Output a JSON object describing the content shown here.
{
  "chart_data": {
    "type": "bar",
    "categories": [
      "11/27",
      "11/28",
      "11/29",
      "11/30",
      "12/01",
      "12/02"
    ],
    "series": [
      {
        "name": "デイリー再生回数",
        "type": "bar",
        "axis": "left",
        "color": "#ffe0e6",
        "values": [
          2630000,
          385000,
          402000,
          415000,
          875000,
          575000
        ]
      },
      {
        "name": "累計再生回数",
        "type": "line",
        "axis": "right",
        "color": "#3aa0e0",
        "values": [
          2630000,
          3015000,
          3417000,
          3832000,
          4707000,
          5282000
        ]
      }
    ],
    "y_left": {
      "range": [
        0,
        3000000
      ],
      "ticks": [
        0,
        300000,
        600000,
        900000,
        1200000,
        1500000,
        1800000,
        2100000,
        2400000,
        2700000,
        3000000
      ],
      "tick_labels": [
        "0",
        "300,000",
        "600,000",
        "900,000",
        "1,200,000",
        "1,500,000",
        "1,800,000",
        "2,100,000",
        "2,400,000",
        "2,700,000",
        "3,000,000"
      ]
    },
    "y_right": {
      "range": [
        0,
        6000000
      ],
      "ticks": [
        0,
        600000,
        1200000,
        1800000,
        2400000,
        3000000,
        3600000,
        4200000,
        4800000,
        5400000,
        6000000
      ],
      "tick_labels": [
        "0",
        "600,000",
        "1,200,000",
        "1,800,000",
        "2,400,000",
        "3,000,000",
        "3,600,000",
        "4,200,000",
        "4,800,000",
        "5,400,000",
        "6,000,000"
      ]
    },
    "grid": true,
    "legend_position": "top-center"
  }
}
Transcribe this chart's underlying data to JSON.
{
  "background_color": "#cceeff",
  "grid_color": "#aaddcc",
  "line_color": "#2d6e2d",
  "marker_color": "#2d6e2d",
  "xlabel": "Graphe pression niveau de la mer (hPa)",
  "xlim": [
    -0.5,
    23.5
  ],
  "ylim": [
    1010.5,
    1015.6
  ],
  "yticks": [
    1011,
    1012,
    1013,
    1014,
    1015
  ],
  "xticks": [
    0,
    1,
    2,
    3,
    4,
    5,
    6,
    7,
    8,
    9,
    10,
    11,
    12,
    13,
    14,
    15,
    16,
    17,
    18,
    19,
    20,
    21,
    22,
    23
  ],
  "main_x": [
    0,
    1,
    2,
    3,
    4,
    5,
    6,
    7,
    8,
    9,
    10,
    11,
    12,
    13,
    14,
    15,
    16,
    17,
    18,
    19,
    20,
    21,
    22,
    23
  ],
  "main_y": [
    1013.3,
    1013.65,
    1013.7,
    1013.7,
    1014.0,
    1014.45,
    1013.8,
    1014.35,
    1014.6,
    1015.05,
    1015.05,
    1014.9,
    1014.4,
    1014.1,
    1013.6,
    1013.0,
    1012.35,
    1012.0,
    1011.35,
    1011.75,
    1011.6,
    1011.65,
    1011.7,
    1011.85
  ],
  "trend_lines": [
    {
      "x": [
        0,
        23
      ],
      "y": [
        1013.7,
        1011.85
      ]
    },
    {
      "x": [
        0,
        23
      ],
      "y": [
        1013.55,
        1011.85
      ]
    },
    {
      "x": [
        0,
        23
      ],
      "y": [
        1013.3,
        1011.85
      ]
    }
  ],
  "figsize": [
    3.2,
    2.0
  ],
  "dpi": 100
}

# TASK STATEMENT:
All entries shown above should be printed again exactly.

# TASK RESPONSE:
Output a JSON object describing the content shown here.
{
  "chart_data": {
    "type": "bar",
    "categories": [
      "11/27",
      "11/28",
      "11/29",
      "11/30",
      "12/01",
      "12/02"
    ],
    "series": [
      {
        "name": "デイリー再生回数",
        "type": "bar",
        "axis": "left",
        "color": "#ffe0e6",
        "values": [
          2630000,
          385000,
          402000,
          415000,
          875000,
          575000
        ]
      },
      {
        "name": "累計再生回数",
        "type": "line",
        "axis": "right",
        "color": "#3aa0e0",
        "values": [
          2630000,
          3015000,
          3417000,
          3832000,
          4707000,
          5282000
        ]
      }
    ],
    "y_left": {
      "range": [
        0,
        3000000
      ],
      "ticks": [
        0,
        300000,
        600000,
        900000,
        1200000,
        1500000,
        1800000,
        2100000,
        2400000,
        2700000,
        3000000
      ],
      "tick_labels": [
        "0",
        "300,000",
        "600,000",
        "900,000",
        "1,200,000",
        "1,500,000",
        "1,800,000",
        "2,100,000",
        "2,400,000",
        "2,700,000",
        "3,000,000"
      ]
    },
    "y_right": {
      "range": [
        0,
        6000000
      ],
      "ticks": [
        0,
        600000,
        1200000,
        1800000,
        2400000,
        3000000,
        3600000,
        4200000,
        4800000,
        5400000,
        6000000
      ],
      "tick_labels": [
        "0",
        "600,000",
        "1,200,000",
        "1,800,000",
        "2,400,000",
        "3,000,000",
        "3,600,000",
        "4,200,000",
        "4,800,000",
        "5,400,000",
        "6,000,000"
      ]
    },
    "grid": true,
    "legend_position": "top-center"
  }
}
Transcribe this chart's underlying data to JSON.
{
  "background_color": "#cceeff",
  "grid_color": "#aaddcc",
  "line_color": "#2d6e2d",
  "marker_color": "#2d6e2d",
  "xlabel": "Graphe pression niveau de la mer (hPa)",
  "xlim": [
    -0.5,
    23.5
  ],
  "ylim": [
    1010.5,
    1015.6
  ],
  "yticks": [
    1011,
    1012,
    1013,
    1014,
    1015
  ],
  "xticks": [
    0,
    1,
    2,
    3,
    4,
    5,
    6,
    7,
    8,
    9,
    10,
    11,
    12,
    13,
    14,
    15,
    16,
    17,
    18,
    19,
    20,
    21,
    22,
    23
  ],
  "main_x": [
    0,
    1,
    2,
    3,
    4,
    5,
    6,
    7,
    8,
    9,
    10,
    11,
    12,
    13,
    14,
    15,
    16,
    17,
    18,
    19,
    20,
    21,
    22,
    23
  ],
  "main_y": [
    1013.3,
    1013.65,
    1013.7,
    1013.7,
    1014.0,
    1014.45,
    1013.8,
    1014.35,
    1014.6,
    1015.05,
    1015.05,
    1014.9,
    1014.4,
    1014.1,
    1013.6,
    1013.0,
    1012.35,
    1012.0,
    1011.35,
    1011.75,
    1011.6,
    1011.65,
    1011.7,
    1011.85
  ],
  "trend_lines": [
    {
      "x": [
        0,
        23
      ],
      "y": [
        1013.7,
        1011.85
      ]
    },
    {
      "x": [
        0,
        23
      ],
      "y": [
        1013.55,
        1011.85
      ]
    },
    {
      "x": [
        0,
        23
      ],
      "y": [
        1013.3,
        1011.85
      ]
    }
  ],
  "figsize": [
    3.2,
    2.0
  ],
  "dpi": 100
}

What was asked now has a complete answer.